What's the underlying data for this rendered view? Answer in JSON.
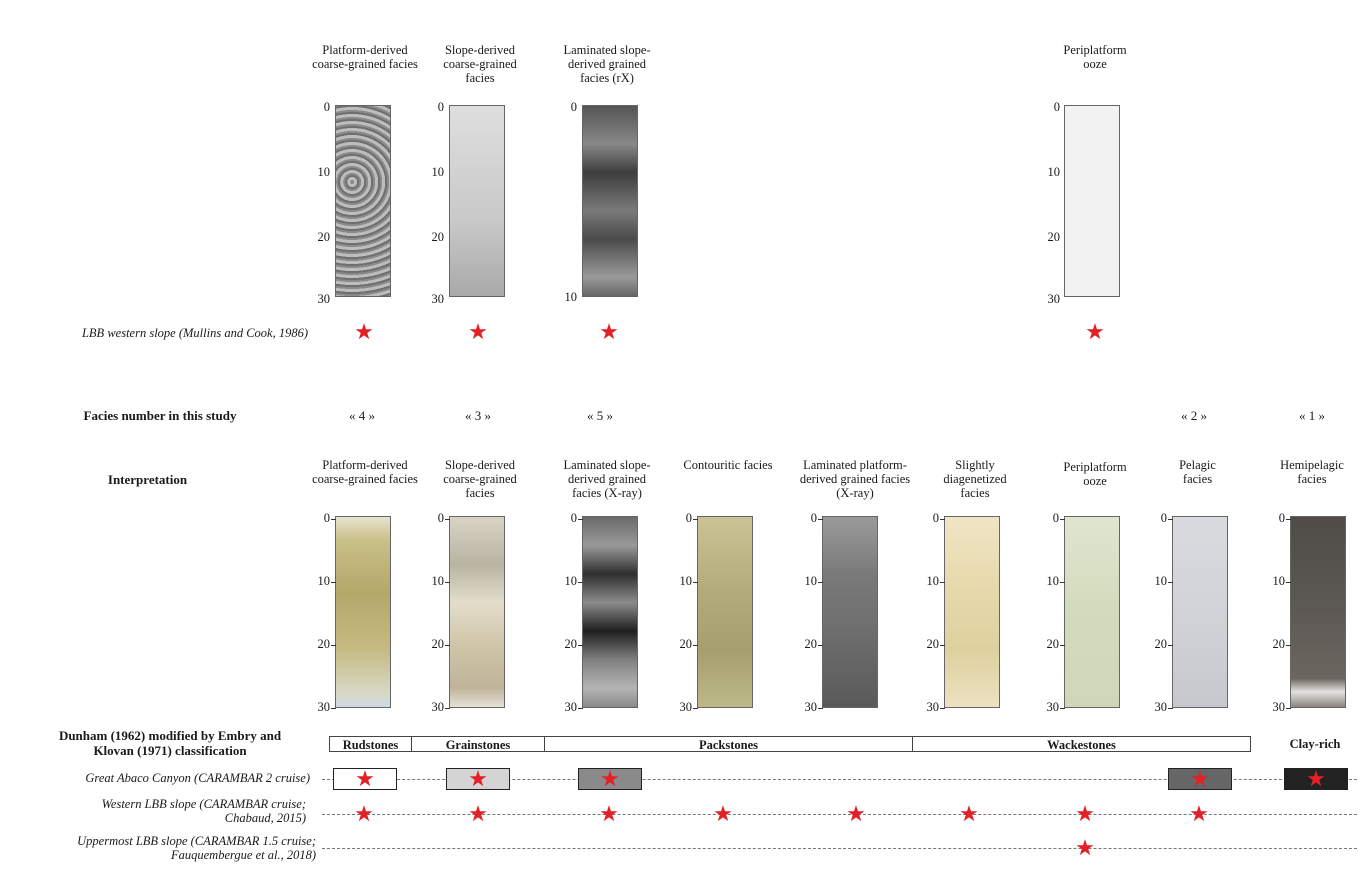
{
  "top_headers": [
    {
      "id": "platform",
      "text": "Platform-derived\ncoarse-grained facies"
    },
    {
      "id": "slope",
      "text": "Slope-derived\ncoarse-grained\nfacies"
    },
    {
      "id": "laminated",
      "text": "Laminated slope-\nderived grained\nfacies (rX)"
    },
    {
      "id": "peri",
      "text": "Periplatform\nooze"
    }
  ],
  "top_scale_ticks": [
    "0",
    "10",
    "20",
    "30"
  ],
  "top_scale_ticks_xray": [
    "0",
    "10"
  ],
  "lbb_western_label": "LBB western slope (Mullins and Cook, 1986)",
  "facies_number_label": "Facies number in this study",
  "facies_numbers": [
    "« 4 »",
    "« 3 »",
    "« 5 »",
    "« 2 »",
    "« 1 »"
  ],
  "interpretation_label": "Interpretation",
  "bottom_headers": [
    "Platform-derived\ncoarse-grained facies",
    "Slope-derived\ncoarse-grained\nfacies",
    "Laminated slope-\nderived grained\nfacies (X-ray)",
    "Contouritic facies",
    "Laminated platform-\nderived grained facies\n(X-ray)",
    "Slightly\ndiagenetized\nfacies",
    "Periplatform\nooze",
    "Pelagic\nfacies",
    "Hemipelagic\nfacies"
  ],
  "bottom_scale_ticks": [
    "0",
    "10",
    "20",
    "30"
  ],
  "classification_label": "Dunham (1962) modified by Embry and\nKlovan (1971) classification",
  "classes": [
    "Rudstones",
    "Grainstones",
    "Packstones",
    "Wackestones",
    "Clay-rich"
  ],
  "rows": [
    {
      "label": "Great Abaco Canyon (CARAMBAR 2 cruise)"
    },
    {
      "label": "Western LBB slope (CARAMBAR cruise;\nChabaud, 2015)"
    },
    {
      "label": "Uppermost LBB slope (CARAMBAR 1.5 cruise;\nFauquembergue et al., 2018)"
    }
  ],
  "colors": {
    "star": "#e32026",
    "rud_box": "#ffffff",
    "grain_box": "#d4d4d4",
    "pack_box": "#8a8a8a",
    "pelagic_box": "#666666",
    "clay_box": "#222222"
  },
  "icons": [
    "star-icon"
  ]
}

(PROBLEM DESCRIPTION): Return every line in the listing that contains the word "cruise".

(RESPONSE TO THIS TASK):
      "label": "Great Abaco Canyon (CARAMBAR 2 cruise)"
      "label": "Western LBB slope (CARAMBAR cruise;\nChabaud, 2015)"
      "label": "Uppermost LBB slope (CARAMBAR 1.5 cruise;\nFauquembergue et al., 2018)"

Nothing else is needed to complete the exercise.